- Exercise description:
From the entries that follow, list every line in which the string "document" appears.
======== Raw records
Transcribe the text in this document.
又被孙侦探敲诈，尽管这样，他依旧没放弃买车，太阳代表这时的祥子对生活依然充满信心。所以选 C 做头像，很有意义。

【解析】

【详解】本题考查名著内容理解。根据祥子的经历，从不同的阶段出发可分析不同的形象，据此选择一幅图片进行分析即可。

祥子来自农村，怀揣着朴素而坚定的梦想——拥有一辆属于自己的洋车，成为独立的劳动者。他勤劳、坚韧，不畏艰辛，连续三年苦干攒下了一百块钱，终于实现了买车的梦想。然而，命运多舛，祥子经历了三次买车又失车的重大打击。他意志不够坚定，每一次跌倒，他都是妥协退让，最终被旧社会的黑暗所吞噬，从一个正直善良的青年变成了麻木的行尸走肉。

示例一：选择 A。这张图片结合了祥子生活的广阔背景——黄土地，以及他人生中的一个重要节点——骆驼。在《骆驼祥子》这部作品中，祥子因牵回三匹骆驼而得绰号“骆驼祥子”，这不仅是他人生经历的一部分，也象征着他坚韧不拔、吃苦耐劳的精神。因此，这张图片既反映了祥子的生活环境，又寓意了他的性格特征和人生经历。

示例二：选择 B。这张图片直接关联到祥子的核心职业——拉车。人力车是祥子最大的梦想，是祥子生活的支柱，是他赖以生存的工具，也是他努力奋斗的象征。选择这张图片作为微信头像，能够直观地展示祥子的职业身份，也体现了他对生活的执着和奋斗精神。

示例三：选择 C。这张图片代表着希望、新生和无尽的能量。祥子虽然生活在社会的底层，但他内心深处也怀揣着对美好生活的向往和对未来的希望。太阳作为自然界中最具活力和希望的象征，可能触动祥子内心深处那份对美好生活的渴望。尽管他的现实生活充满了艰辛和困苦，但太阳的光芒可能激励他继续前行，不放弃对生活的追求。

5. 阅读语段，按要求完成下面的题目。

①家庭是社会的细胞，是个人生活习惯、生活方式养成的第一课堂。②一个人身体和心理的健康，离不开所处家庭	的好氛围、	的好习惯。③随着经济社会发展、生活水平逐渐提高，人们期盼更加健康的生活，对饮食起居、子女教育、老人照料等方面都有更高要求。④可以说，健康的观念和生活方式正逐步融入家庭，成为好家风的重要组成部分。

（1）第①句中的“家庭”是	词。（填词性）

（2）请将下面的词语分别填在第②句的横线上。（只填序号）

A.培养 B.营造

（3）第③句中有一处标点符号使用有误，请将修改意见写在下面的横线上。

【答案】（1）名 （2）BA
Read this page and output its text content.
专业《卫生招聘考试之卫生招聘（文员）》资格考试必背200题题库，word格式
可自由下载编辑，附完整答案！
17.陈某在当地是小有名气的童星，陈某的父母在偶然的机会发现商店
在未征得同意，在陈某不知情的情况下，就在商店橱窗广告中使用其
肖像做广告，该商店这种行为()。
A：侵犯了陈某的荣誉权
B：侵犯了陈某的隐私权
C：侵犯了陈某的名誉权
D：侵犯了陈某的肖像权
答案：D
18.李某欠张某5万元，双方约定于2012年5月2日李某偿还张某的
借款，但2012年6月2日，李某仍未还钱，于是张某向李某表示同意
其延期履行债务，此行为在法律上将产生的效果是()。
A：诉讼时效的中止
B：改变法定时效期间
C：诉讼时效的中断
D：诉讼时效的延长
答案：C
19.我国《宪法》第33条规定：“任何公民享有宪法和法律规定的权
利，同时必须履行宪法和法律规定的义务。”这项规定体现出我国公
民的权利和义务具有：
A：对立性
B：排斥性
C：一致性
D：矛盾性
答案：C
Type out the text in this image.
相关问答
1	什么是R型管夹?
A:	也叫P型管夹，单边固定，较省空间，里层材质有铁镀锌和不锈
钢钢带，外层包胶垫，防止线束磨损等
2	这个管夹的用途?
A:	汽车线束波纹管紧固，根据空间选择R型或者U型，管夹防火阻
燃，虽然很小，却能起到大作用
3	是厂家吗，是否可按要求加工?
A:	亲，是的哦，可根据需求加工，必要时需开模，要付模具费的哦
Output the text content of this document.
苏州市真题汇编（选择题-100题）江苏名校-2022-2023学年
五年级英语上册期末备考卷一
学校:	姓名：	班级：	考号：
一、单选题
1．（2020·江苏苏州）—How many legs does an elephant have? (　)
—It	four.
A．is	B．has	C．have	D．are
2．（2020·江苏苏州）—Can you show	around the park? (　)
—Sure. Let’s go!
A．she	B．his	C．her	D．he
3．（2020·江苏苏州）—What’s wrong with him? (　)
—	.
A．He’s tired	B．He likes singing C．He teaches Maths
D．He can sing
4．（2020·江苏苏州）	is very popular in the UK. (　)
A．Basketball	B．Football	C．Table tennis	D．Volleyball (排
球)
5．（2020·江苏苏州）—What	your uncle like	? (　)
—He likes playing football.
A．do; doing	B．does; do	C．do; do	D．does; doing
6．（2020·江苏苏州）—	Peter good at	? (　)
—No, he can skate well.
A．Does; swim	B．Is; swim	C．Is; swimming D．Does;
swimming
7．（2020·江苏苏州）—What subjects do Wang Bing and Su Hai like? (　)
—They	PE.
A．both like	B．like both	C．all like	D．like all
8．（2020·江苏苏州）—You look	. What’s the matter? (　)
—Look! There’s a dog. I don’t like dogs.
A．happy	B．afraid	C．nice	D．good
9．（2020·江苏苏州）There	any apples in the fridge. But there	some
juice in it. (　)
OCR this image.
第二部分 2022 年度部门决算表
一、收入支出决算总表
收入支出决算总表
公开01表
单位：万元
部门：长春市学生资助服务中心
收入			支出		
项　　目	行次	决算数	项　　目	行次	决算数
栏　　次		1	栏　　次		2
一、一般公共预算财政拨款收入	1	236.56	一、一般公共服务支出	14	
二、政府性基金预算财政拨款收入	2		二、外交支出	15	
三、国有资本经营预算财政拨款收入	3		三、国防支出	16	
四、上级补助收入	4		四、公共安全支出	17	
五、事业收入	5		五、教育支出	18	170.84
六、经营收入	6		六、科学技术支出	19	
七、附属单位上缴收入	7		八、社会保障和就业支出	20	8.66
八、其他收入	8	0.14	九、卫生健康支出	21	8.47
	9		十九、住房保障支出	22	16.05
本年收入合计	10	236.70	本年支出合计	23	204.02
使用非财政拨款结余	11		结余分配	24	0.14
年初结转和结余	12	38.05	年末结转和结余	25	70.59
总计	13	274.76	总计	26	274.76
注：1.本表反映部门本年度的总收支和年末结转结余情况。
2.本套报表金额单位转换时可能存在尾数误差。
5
================
- Expected answer:
Transcribe the text in this document.
Output the text content of this document.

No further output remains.